## YOUR OBJECTIVE:
Below is a listing; copy all of it exactly.

Dataset items
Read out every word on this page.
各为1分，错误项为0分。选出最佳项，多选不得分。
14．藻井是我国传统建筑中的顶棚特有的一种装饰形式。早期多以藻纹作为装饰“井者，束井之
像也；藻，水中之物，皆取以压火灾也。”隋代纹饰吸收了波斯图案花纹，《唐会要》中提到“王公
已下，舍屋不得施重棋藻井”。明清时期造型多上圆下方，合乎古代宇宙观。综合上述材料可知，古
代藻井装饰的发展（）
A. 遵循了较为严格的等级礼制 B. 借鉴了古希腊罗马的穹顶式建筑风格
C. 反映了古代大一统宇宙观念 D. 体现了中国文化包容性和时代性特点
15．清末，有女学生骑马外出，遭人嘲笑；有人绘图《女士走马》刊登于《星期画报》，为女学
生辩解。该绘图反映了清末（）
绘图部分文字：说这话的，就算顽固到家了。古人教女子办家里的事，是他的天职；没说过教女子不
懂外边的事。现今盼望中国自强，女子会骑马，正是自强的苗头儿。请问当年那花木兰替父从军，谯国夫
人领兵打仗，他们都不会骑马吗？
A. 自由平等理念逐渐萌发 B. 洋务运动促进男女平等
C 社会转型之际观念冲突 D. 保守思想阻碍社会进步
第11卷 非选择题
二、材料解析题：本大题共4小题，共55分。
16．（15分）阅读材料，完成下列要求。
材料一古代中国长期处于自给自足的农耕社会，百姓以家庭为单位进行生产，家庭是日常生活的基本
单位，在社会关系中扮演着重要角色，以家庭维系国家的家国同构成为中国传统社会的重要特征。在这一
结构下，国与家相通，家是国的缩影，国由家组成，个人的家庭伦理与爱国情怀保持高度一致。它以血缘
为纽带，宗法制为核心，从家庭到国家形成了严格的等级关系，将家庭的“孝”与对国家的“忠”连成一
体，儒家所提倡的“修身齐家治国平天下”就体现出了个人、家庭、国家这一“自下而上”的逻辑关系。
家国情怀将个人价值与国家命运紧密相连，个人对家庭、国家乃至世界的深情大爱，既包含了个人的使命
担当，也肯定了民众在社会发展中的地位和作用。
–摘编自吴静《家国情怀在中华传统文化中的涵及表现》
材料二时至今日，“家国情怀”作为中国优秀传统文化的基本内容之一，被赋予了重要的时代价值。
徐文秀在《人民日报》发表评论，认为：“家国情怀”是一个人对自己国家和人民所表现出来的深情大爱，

## EXERCISE RESULT:
Read out every word on this page.
各为1分，错误项为0分。选出最佳项，多选不得分。
14．藻井是我国传统建筑中的顶棚特有的一种装饰形式。早期多以藻纹作为装饰“井者，束井之
像也；藻，水中之物，皆取以压火灾也。”隋代纹饰吸收了波斯图案花纹，《唐会要》中提到“王公
已下，舍屋不得施重棋藻井”。明清时期造型多上圆下方，合乎古代宇宙观。综合上述材料可知，古
代藻井装饰的发展（）
A. 遵循了较为严格的等级礼制 B. 借鉴了古希腊罗马的穹顶式建筑风格
C. 反映了古代大一统宇宙观念 D. 体现了中国文化包容性和时代性特点
15．清末，有女学生骑马外出，遭人嘲笑；有人绘图《女士走马》刊登于《星期画报》，为女学
生辩解。该绘图反映了清末（）
绘图部分文字：说这话的，就算顽固到家了。古人教女子办家里的事，是他的天职；没说过教女子不
懂外边的事。现今盼望中国自强，女子会骑马，正是自强的苗头儿。请问当年那花木兰替父从军，谯国夫
人领兵打仗，他们都不会骑马吗？
A. 自由平等理念逐渐萌发 B. 洋务运动促进男女平等
C 社会转型之际观念冲突 D. 保守思想阻碍社会进步
第11卷 非选择题
二、材料解析题：本大题共4小题，共55分。
16．（15分）阅读材料，完成下列要求。
材料一古代中国长期处于自给自足的农耕社会，百姓以家庭为单位进行生产，家庭是日常生活的基本
单位，在社会关系中扮演着重要角色，以家庭维系国家的家国同构成为中国传统社会的重要特征。在这一
结构下，国与家相通，家是国的缩影，国由家组成，个人的家庭伦理与爱国情怀保持高度一致。它以血缘
为纽带，宗法制为核心，从家庭到国家形成了严格的等级关系，将家庭的“孝”与对国家的“忠”连成一
体，儒家所提倡的“修身齐家治国平天下”就体现出了个人、家庭、国家这一“自下而上”的逻辑关系。
家国情怀将个人价值与国家命运紧密相连，个人对家庭、国家乃至世界的深情大爱，既包含了个人的使命
担当，也肯定了民众在社会发展中的地位和作用。
–摘编自吴静《家国情怀在中华传统文化中的涵及表现》
材料二时至今日，“家国情怀”作为中国优秀传统文化的基本内容之一，被赋予了重要的时代价值。
徐文秀在《人民日报》发表评论，认为：“家国情怀”是一个人对自己国家和人民所表现出来的深情大爱，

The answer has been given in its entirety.